▸ Given information
· · · · ·
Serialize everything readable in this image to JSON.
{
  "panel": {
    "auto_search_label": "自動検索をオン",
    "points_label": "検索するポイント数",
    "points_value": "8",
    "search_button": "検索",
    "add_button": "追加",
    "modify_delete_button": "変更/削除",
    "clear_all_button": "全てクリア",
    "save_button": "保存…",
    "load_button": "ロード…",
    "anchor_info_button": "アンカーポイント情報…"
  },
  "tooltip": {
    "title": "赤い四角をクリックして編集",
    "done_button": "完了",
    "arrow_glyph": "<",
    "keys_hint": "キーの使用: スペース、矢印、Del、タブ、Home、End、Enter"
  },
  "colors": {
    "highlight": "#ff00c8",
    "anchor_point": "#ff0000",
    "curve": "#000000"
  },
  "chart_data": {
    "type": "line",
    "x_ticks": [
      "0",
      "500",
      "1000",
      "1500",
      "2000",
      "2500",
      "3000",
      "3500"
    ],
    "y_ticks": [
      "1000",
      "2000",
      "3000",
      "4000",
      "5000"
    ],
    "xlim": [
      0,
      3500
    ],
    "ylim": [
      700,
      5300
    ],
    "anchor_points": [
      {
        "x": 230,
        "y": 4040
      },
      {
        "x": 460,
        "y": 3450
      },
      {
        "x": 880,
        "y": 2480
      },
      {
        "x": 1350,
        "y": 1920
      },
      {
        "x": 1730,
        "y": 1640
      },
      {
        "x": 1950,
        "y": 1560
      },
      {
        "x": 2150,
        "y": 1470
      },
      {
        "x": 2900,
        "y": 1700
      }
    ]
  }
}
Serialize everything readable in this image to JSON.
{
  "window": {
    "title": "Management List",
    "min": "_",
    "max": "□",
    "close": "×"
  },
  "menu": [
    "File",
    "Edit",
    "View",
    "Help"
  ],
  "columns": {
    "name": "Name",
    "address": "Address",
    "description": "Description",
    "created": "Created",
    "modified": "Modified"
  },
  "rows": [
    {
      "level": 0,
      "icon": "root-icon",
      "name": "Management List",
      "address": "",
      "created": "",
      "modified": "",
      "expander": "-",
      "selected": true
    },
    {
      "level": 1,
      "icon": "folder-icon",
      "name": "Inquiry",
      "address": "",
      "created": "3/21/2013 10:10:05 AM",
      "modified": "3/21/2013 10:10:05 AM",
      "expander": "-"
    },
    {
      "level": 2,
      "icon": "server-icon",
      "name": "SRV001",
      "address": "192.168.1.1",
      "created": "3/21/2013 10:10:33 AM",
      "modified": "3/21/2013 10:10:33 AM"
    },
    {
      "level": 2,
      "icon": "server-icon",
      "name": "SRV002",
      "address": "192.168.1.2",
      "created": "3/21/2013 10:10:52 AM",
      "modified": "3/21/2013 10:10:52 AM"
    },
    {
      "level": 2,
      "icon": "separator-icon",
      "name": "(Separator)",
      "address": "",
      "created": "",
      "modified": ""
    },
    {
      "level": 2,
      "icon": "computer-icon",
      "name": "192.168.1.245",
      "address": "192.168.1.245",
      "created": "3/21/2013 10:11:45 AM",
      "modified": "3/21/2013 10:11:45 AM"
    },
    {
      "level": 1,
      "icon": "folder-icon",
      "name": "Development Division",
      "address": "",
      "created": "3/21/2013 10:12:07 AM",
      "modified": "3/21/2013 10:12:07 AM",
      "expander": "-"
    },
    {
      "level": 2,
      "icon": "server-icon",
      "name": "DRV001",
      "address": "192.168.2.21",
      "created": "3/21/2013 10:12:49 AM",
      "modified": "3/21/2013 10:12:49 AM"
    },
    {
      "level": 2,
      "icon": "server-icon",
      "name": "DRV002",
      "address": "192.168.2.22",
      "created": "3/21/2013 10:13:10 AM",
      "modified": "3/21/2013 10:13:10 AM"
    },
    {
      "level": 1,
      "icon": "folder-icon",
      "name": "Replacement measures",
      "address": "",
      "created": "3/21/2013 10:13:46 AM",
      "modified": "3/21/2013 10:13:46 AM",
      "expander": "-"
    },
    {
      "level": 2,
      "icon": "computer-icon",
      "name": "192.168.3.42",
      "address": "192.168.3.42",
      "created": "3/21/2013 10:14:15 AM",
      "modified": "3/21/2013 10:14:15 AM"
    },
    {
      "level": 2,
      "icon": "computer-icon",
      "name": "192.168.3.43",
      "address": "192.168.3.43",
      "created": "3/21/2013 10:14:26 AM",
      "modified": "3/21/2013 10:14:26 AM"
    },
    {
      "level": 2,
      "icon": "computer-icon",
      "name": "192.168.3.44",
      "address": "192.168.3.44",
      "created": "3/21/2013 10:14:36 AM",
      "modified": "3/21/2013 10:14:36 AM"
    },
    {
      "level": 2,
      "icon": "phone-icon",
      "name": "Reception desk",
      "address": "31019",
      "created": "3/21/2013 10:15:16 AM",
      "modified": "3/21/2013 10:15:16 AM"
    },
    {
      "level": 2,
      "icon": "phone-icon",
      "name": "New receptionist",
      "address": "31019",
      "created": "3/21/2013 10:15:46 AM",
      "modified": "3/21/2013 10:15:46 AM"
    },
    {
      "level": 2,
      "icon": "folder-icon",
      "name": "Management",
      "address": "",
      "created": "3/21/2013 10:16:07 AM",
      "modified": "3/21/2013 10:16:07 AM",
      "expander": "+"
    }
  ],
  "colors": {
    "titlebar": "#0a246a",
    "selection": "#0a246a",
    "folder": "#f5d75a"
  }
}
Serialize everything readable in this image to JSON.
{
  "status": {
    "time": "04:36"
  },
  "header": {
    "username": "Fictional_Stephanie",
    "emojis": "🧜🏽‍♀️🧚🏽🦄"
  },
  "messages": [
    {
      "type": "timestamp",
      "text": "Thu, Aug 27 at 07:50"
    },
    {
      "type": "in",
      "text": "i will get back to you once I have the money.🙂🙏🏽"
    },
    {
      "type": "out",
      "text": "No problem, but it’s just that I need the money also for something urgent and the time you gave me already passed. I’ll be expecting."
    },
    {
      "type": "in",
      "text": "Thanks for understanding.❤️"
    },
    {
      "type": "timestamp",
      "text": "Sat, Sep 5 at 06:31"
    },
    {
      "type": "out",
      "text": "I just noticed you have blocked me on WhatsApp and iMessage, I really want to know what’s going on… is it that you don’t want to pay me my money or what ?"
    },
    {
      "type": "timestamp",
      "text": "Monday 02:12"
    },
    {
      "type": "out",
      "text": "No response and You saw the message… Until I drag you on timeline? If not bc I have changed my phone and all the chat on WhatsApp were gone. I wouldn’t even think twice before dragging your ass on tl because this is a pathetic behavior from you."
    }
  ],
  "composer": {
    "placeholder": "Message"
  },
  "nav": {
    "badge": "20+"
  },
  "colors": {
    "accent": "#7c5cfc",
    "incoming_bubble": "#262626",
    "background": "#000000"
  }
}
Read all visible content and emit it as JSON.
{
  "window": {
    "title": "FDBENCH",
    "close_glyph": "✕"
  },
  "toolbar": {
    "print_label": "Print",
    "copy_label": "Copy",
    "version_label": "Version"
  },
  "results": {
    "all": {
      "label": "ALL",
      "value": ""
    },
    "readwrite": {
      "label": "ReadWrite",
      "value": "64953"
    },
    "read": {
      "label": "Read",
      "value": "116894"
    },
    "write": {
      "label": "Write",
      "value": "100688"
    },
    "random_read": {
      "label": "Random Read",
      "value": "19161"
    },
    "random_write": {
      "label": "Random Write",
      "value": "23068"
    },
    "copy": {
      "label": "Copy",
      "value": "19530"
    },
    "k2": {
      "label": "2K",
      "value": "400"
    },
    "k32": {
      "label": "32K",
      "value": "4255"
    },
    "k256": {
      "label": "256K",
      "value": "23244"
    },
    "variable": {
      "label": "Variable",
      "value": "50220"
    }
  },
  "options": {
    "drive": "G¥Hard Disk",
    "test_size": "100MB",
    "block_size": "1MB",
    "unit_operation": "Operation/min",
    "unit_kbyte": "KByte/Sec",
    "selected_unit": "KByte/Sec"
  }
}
· · · · ·
▸ Written exercise
Search the records for the string "just" and return every line in which it occurs.

▸ Final answer
      "text": "No problem, but it’s just that I need the money also for something urgent and the time you gave me already passed. I’ll be expecting."
      "text": "I just noticed you have blocked me on WhatsApp and iMessage, I really want to know what’s going on… is it that you don’t want to pay me my money or what ?"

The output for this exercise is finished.